↓↓↓

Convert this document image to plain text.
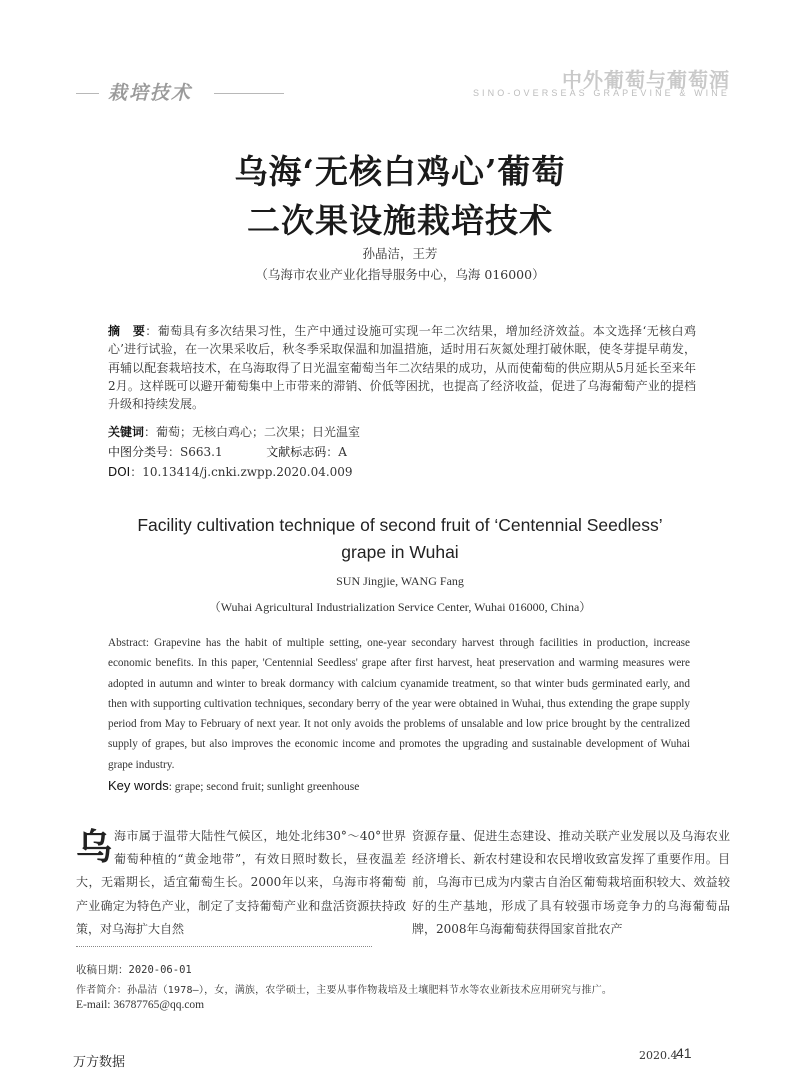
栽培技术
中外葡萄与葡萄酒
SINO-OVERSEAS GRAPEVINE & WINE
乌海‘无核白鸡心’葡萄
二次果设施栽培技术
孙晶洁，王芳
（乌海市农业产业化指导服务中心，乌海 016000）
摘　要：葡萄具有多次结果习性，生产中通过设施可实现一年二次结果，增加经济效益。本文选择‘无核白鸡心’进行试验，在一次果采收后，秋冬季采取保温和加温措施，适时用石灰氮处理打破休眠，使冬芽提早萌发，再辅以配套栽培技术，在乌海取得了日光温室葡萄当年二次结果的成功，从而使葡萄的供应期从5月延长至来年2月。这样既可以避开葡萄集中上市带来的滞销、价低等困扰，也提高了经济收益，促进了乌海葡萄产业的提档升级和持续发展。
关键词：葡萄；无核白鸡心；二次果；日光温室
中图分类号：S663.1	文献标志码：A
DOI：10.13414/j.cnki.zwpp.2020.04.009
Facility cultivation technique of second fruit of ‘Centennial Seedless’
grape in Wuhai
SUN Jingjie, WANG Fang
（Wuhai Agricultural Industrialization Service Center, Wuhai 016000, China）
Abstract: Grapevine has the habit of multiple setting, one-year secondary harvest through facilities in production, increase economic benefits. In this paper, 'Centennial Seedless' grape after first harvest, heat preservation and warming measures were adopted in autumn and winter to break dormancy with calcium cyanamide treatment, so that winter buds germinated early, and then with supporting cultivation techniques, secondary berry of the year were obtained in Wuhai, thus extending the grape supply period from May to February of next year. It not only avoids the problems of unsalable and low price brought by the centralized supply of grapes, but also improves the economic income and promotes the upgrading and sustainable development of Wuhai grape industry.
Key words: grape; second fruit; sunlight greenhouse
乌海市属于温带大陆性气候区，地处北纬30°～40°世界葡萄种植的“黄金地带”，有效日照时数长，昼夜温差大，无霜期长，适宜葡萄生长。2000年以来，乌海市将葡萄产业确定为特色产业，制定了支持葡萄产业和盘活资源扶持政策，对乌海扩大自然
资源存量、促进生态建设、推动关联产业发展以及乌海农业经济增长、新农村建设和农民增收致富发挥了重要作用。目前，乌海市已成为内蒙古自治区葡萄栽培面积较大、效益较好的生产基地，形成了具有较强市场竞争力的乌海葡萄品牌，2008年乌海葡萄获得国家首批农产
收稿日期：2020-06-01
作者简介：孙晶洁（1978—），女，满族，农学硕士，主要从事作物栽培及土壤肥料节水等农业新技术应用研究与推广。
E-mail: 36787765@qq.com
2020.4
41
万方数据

↑↑↑
↓↓↓

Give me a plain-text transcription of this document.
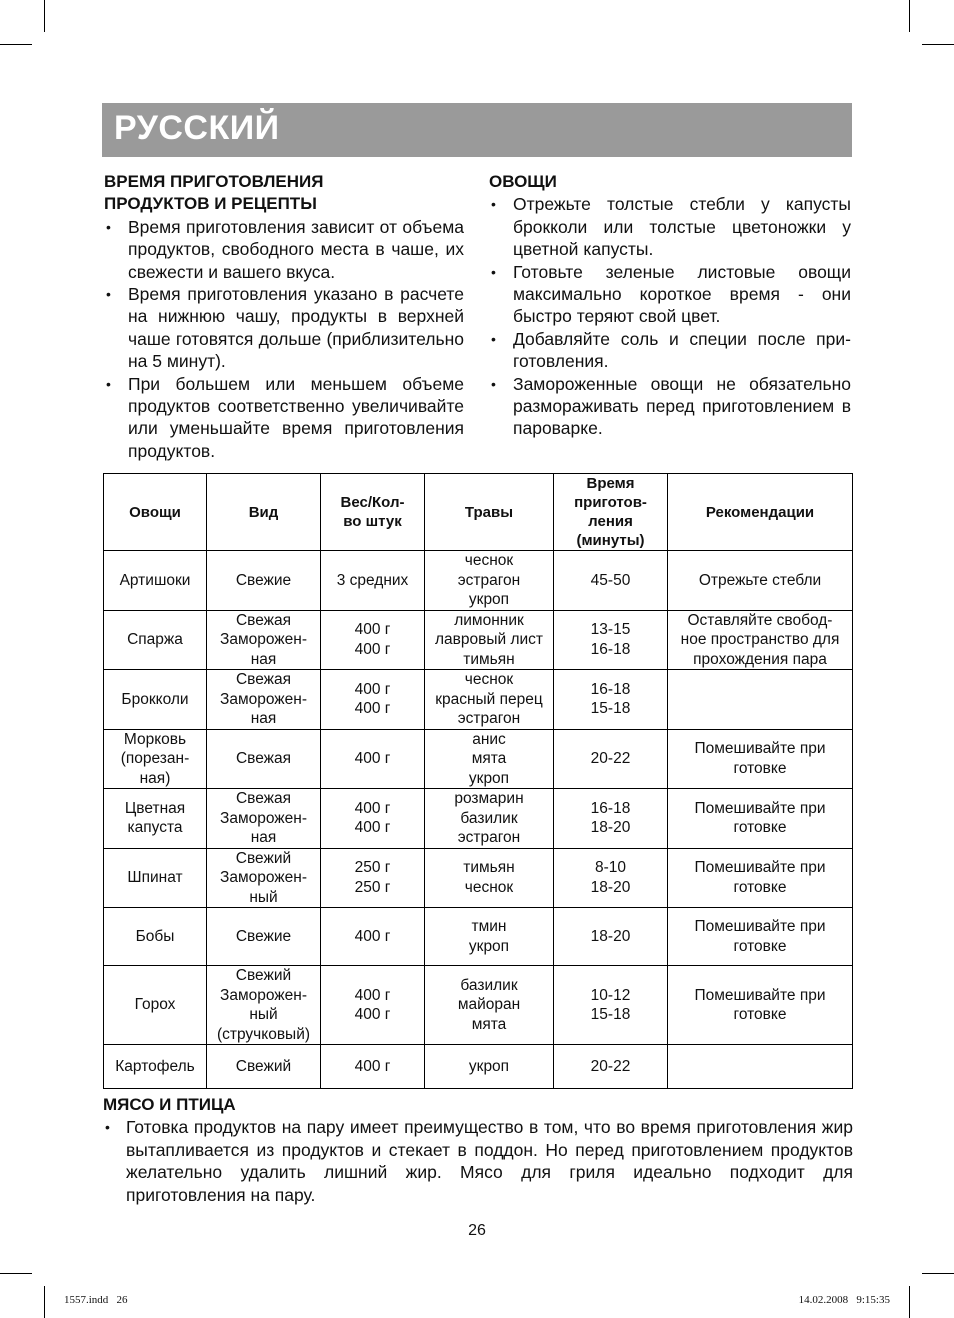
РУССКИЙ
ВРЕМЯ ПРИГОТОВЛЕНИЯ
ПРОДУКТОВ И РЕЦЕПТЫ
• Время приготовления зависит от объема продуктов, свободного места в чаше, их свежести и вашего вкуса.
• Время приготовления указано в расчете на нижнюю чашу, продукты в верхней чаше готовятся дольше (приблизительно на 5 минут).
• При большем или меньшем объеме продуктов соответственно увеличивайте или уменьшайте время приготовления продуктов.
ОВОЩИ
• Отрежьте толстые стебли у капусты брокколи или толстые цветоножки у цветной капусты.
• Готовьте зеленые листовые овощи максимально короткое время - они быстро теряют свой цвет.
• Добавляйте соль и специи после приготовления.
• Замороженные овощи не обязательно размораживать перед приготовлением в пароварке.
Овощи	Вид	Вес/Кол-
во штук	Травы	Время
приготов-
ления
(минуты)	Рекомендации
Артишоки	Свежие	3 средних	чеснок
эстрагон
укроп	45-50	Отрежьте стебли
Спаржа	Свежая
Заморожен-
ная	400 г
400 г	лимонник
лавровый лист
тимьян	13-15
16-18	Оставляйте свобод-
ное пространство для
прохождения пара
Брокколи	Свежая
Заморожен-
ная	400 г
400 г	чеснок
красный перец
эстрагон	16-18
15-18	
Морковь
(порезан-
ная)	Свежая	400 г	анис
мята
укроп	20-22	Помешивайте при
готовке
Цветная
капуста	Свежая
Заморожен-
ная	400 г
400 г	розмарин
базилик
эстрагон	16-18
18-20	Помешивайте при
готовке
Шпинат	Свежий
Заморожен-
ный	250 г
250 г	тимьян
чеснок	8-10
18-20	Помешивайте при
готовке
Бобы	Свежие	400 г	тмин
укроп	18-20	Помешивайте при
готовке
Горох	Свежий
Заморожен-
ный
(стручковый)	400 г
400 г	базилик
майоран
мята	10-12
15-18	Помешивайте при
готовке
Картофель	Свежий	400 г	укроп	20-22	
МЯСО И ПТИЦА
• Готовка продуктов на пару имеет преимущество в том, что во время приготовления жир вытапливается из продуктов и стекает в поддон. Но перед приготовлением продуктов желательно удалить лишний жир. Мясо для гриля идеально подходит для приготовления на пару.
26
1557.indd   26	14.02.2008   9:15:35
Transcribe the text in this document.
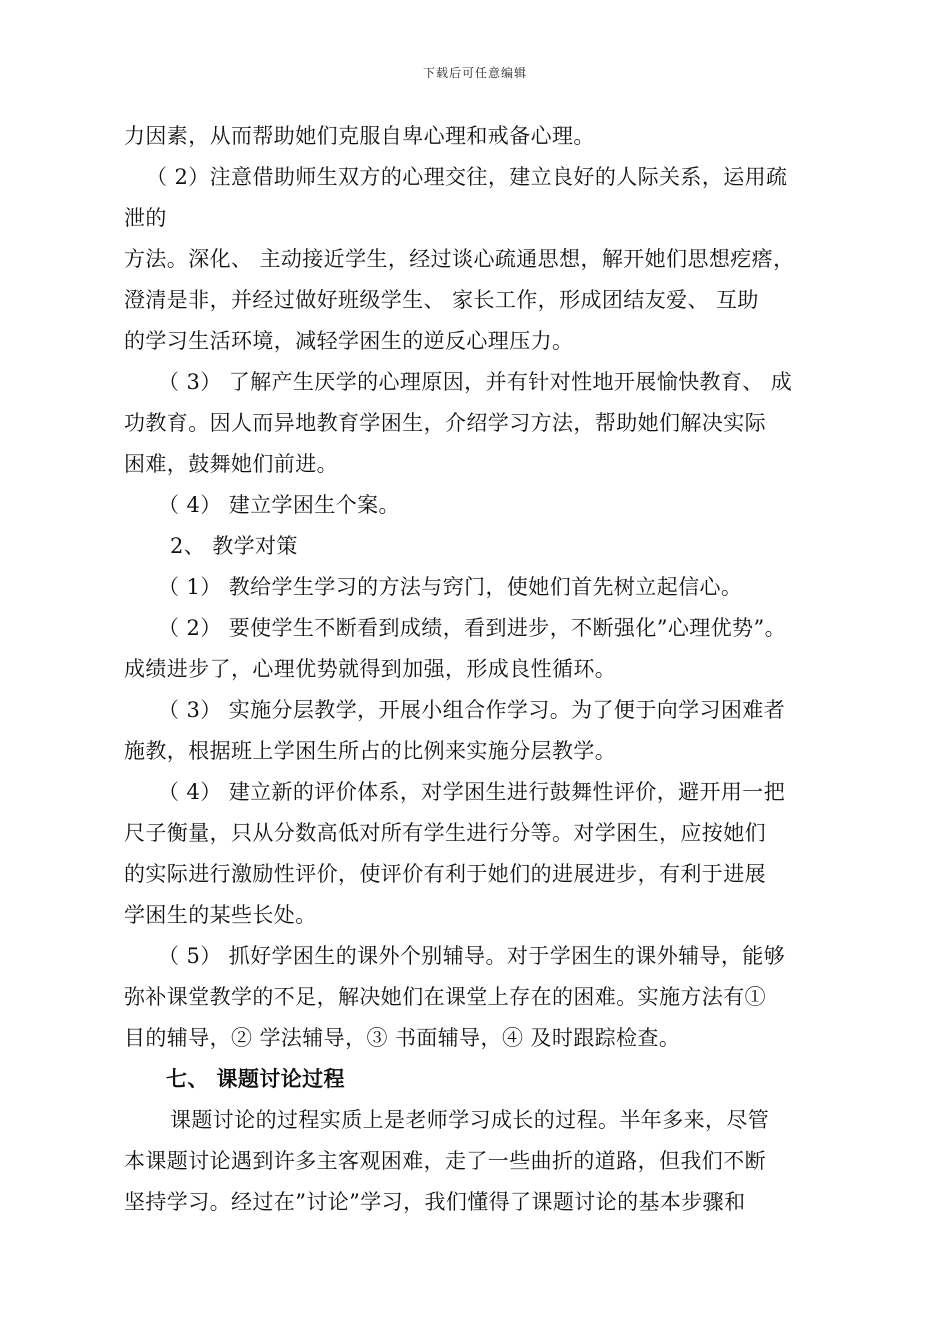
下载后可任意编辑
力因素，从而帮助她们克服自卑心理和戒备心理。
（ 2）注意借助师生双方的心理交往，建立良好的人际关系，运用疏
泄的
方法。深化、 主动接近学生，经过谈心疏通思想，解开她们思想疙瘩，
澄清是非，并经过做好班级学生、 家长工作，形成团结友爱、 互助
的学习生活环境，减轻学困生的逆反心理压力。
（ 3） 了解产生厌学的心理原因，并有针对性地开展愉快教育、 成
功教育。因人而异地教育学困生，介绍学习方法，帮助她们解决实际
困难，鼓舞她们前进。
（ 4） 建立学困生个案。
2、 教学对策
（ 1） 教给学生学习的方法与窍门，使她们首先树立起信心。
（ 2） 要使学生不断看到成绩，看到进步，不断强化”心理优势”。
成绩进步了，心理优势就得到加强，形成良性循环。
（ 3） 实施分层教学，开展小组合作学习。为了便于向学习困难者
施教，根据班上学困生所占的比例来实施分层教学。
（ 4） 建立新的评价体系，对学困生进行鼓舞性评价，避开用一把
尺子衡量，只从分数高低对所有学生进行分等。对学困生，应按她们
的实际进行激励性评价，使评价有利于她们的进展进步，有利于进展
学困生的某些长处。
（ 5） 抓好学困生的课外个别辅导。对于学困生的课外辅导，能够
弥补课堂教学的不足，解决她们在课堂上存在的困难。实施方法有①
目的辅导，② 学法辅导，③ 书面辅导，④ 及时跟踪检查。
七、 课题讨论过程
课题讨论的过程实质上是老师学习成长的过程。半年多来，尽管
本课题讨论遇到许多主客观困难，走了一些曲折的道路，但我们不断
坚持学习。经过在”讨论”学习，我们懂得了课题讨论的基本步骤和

↑↑↑
↓↓↓

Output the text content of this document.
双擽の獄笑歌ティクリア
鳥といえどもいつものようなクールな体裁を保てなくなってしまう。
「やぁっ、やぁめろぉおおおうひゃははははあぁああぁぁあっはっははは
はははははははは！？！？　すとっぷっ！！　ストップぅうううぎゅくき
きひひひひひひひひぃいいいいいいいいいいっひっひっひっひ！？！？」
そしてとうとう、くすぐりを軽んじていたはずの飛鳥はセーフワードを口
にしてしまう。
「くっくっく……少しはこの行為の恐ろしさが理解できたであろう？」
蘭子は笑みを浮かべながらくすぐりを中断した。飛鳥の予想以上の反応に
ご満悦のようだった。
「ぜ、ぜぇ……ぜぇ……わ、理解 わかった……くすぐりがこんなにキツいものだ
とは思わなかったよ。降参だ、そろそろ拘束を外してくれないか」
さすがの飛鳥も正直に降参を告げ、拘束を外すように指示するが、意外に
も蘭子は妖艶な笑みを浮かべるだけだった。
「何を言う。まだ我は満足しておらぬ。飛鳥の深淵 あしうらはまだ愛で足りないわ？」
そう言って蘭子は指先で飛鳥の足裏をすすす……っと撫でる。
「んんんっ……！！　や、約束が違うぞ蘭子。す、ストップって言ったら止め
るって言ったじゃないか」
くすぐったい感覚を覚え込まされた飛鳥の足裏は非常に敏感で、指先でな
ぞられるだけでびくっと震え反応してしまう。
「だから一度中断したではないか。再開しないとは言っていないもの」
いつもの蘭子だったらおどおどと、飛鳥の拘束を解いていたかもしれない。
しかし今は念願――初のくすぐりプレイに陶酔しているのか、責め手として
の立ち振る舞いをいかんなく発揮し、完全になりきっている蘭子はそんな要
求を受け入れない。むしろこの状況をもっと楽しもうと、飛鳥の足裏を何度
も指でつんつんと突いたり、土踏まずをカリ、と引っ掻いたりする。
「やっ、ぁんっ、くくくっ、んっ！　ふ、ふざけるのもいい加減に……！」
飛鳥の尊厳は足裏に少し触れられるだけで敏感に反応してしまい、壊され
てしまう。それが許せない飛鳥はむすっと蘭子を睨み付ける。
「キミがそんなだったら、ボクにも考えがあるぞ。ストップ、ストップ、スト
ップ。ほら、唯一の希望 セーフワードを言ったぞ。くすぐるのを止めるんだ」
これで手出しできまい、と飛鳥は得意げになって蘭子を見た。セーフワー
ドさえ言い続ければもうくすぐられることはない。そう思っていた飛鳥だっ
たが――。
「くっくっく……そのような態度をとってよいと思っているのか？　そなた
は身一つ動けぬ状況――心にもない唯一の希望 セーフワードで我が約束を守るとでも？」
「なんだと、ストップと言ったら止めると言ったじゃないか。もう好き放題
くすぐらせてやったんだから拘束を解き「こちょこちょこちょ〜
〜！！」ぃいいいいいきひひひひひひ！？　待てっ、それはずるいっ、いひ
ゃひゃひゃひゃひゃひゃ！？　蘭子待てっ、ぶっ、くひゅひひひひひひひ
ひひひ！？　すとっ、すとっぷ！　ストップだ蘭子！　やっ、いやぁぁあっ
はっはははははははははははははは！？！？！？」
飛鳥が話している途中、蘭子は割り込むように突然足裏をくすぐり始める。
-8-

↑↑↑

• [WHAT IS NEEDED]:
In the lines above, locate the string "fruit". Copy every line where it occurs.

• [THE OUTPUT]:
Facility cultivation technique of second fruit of ‘Centennial Seedless’
Key words: grape; second fruit; sunlight greenhouse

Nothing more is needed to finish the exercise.